**Challenge**
Repeat only the lines from the one holding "Serialize everything readable" down to the last line of the listing below, including both of those lines.

══ Record set

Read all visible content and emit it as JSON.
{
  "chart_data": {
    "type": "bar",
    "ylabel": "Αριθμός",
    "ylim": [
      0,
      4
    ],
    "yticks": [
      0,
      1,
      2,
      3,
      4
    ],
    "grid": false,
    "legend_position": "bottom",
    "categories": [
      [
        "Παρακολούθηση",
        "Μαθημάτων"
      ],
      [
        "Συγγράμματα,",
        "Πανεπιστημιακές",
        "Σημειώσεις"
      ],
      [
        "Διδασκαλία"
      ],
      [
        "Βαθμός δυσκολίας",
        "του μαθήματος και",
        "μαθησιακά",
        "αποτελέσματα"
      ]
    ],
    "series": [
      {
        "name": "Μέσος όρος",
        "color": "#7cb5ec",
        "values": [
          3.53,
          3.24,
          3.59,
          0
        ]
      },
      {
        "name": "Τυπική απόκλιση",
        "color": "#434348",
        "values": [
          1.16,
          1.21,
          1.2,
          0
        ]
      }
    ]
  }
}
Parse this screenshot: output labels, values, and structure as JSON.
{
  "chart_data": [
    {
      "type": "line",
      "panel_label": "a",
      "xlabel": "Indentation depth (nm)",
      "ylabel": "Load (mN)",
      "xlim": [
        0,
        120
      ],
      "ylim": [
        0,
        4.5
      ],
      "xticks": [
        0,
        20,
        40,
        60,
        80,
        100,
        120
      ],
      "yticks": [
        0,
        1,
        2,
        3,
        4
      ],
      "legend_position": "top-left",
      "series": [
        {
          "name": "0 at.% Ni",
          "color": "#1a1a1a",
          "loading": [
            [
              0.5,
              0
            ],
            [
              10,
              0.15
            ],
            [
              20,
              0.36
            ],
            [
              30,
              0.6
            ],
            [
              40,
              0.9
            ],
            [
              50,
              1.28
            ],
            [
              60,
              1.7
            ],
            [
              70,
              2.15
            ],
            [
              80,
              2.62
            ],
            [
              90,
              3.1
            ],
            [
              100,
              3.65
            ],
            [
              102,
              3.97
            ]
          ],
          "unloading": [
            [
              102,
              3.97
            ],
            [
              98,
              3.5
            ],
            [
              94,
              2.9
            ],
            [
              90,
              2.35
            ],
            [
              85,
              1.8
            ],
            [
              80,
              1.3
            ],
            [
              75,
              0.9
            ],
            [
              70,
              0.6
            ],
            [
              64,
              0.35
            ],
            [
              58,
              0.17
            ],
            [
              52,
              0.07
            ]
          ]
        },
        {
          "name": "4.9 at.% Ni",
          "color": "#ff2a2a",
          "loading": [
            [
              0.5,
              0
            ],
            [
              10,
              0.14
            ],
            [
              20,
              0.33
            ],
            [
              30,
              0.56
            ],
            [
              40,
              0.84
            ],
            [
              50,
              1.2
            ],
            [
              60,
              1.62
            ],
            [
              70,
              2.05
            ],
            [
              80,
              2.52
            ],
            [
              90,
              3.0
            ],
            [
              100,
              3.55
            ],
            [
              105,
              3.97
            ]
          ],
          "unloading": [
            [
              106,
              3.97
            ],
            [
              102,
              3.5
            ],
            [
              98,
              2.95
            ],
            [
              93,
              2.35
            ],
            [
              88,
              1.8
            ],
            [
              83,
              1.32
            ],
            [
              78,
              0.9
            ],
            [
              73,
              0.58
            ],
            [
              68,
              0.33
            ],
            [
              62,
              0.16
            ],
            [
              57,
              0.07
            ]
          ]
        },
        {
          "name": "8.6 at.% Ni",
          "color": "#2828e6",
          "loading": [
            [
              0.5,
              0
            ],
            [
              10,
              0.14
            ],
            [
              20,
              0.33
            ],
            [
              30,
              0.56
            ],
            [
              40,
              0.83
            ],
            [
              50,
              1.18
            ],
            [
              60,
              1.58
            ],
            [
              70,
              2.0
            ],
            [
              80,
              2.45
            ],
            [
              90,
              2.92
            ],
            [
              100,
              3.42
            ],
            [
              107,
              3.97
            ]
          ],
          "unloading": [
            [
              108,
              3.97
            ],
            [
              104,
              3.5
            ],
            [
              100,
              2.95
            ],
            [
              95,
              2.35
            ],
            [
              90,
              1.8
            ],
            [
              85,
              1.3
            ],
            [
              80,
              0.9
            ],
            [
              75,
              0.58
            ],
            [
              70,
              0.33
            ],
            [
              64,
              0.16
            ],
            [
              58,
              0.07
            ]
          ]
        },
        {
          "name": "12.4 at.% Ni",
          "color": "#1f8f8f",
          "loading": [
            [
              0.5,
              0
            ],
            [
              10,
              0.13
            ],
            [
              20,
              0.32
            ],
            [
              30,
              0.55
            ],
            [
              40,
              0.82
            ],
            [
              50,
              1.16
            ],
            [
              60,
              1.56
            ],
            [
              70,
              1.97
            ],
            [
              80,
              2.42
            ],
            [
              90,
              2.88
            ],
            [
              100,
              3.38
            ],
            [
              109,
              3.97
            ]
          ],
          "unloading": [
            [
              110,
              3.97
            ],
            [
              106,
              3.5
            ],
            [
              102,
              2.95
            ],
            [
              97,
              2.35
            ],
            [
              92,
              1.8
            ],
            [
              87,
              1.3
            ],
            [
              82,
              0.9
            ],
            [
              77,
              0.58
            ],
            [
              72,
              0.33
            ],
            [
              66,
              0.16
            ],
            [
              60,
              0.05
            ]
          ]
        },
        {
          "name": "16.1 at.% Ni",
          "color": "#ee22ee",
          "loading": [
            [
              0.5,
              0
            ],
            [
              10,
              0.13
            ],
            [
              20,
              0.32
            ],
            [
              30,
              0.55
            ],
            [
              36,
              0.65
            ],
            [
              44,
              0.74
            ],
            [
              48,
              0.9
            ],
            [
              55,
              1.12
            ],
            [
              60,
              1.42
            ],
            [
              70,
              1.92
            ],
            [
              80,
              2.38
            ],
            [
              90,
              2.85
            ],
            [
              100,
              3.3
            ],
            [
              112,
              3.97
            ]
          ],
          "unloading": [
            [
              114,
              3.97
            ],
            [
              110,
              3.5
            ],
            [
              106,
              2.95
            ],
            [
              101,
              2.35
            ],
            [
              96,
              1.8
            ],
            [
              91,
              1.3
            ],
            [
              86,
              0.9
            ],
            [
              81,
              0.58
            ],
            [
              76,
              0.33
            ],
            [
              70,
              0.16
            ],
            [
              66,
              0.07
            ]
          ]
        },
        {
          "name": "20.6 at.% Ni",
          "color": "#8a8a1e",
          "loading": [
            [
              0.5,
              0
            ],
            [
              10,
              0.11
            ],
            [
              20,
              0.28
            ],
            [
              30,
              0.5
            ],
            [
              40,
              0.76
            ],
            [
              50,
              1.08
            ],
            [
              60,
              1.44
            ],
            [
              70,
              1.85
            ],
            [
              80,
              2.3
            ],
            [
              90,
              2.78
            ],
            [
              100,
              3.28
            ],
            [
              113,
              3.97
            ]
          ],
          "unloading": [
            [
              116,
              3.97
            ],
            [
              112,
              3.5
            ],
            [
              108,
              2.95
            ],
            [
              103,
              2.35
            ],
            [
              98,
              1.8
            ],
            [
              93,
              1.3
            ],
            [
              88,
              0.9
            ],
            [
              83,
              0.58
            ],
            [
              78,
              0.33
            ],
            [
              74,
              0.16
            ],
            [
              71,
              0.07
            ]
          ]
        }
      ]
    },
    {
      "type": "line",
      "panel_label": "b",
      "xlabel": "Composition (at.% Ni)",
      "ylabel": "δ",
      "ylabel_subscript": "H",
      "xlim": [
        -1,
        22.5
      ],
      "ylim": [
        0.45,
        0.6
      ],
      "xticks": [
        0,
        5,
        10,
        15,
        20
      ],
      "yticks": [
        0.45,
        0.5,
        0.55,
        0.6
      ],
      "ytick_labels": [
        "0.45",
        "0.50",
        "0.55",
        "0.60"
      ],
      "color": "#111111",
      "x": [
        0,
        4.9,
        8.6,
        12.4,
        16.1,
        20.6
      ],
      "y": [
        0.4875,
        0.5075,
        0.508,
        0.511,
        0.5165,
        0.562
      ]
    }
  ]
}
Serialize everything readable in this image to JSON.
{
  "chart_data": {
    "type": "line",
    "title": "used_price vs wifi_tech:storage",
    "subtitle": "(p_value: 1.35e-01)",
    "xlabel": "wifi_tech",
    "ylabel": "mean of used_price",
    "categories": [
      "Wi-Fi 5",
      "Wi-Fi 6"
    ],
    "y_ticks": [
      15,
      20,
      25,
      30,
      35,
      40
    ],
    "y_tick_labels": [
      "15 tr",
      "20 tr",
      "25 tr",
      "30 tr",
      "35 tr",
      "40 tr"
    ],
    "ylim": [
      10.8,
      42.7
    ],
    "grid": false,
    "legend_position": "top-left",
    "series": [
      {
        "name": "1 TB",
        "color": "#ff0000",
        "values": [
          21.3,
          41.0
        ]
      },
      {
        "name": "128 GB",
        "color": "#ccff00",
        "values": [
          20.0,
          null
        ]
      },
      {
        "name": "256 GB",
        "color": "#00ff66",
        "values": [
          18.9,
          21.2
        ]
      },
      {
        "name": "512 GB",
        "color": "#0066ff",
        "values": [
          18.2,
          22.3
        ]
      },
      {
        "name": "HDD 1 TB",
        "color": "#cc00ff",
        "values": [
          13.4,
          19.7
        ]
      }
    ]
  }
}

════

**Task response**
Serialize everything readable in this image to JSON.
{
  "chart_data": {
    "type": "line",
    "title": "used_price vs wifi_tech:storage",
    "subtitle": "(p_value: 1.35e-01)",
    "xlabel": "wifi_tech",
    "ylabel": "mean of used_price",
    "categories": [
      "Wi-Fi 5",
      "Wi-Fi 6"
    ],
    "y_ticks": [
      15,
      20,
      25,
      30,
      35,
      40
    ],
    "y_tick_labels": [
      "15 tr",
      "20 tr",
      "25 tr",
      "30 tr",
      "35 tr",
      "40 tr"
    ],
    "ylim": [
      10.8,
      42.7
    ],
    "grid": false,
    "legend_position": "top-left",
    "series": [
      {
        "name": "1 TB",
        "color": "#ff0000",
        "values": [
          21.3,
          41.0
        ]
      },
      {
        "name": "128 GB",
        "color": "#ccff00",
        "values": [
          20.0,
          null
        ]
      },
      {
        "name": "256 GB",
        "color": "#00ff66",
        "values": [
          18.9,
          21.2
        ]
      },
      {
        "name": "512 GB",
        "color": "#0066ff",
        "values": [
          18.2,
          22.3
        ]
      },
      {
        "name": "HDD 1 TB",
        "color": "#cc00ff",
        "values": [
          13.4,
          19.7
        ]
      }
    ]
  }
}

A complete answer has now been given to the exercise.